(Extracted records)

## start

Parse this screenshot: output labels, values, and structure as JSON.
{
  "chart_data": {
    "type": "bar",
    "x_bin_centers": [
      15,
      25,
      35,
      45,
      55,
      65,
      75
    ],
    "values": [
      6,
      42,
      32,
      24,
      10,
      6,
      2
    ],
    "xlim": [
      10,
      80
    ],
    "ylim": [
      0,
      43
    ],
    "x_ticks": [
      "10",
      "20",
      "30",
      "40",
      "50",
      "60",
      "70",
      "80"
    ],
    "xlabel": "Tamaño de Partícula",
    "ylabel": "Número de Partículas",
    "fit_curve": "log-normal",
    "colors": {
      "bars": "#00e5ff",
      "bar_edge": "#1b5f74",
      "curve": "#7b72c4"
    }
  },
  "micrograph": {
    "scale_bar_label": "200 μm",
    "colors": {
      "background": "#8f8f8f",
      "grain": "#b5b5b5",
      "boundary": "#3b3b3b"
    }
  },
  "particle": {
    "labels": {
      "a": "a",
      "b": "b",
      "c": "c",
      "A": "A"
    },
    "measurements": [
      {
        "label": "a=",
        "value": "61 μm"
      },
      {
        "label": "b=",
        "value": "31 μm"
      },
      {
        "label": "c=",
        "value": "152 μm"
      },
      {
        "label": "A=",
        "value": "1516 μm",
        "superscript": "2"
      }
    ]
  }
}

## end

■ Problem statement: Among the lines of the data, identify those with the word "values". Copy each of them.

■ Reply to the exercise:
Parse this screenshot: output labels, values, and structure as JSON.
    "values": [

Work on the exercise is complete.